| WHAT THE TASK ASKS |
Using the records below, locate all lines containing "this" and return them.

================================

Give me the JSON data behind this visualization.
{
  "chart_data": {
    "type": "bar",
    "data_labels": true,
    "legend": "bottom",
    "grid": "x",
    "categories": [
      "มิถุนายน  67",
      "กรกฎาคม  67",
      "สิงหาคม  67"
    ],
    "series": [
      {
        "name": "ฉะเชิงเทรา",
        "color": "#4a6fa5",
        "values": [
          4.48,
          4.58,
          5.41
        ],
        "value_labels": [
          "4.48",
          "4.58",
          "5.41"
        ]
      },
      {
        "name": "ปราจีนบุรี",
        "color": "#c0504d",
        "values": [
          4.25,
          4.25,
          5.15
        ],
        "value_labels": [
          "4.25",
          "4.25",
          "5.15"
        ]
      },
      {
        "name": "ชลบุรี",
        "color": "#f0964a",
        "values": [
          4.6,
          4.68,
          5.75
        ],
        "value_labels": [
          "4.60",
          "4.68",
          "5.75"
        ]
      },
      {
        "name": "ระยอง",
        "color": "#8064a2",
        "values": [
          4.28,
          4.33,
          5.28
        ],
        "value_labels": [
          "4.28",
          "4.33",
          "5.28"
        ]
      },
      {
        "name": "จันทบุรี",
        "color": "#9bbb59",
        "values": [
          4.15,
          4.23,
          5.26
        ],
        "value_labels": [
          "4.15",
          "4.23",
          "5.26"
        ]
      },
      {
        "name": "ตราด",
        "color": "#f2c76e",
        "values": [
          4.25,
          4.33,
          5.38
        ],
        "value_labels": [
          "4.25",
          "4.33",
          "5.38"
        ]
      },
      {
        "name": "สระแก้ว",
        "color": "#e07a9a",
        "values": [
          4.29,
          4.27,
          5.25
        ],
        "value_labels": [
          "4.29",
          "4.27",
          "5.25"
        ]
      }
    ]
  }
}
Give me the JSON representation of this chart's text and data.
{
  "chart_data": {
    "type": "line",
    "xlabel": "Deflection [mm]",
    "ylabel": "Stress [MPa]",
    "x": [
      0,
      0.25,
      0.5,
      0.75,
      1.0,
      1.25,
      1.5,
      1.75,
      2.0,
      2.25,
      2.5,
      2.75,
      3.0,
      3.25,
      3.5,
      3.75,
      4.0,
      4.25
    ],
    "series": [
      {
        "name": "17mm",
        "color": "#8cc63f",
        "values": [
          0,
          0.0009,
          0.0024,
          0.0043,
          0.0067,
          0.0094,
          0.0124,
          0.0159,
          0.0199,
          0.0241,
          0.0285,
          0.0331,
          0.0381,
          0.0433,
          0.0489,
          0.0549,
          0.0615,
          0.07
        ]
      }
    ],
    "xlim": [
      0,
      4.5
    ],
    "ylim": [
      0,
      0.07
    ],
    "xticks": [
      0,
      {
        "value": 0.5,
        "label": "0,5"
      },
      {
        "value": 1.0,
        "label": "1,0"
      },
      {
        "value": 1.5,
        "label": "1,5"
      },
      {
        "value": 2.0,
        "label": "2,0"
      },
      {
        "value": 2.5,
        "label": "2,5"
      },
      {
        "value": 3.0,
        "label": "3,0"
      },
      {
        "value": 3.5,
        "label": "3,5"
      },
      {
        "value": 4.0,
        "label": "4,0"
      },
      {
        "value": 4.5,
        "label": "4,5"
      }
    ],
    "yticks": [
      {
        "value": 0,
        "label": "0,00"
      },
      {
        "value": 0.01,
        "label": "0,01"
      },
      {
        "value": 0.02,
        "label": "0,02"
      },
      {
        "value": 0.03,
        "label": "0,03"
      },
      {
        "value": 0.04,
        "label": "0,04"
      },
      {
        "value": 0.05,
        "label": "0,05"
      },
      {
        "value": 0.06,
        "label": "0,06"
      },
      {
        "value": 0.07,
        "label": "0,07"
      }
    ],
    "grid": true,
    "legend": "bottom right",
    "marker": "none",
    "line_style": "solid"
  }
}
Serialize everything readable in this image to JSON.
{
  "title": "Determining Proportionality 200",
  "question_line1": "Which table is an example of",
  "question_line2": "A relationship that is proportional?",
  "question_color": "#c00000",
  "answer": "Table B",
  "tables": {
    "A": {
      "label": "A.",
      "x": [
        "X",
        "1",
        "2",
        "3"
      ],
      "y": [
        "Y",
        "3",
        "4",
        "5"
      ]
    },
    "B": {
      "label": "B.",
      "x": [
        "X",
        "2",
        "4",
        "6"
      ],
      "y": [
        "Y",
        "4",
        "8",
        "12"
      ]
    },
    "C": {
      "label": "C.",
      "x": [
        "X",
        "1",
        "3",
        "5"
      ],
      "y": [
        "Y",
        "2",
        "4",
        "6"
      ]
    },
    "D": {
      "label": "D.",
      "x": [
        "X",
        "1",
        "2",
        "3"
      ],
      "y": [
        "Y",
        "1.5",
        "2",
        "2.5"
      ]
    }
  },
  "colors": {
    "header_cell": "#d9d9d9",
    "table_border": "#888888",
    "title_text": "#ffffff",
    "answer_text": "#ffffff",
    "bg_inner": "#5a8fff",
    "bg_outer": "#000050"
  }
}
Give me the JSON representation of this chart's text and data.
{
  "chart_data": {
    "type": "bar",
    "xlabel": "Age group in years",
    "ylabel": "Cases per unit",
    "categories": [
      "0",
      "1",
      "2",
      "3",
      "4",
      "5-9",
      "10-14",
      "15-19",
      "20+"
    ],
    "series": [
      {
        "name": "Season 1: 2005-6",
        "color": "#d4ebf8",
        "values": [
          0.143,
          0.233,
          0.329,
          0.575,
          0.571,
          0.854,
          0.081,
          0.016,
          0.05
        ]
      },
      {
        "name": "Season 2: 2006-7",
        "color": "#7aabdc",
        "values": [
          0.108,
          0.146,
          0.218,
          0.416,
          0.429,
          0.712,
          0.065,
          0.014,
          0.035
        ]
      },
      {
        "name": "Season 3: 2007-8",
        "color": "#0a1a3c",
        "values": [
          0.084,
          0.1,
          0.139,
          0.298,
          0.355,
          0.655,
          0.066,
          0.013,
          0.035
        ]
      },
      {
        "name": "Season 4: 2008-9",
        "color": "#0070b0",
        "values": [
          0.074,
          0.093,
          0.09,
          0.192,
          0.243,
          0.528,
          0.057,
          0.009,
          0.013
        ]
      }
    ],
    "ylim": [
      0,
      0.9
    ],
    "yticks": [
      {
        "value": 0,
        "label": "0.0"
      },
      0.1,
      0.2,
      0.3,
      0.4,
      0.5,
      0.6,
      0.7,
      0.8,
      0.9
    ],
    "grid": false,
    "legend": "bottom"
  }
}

================================

| EXERCISE SOLUTION |
Give me the JSON data behind this visualization.
Give me the JSON representation of this chart's text and data.
Serialize everything readable in this image to JSON.
Give me the JSON representation of this chart's text and data.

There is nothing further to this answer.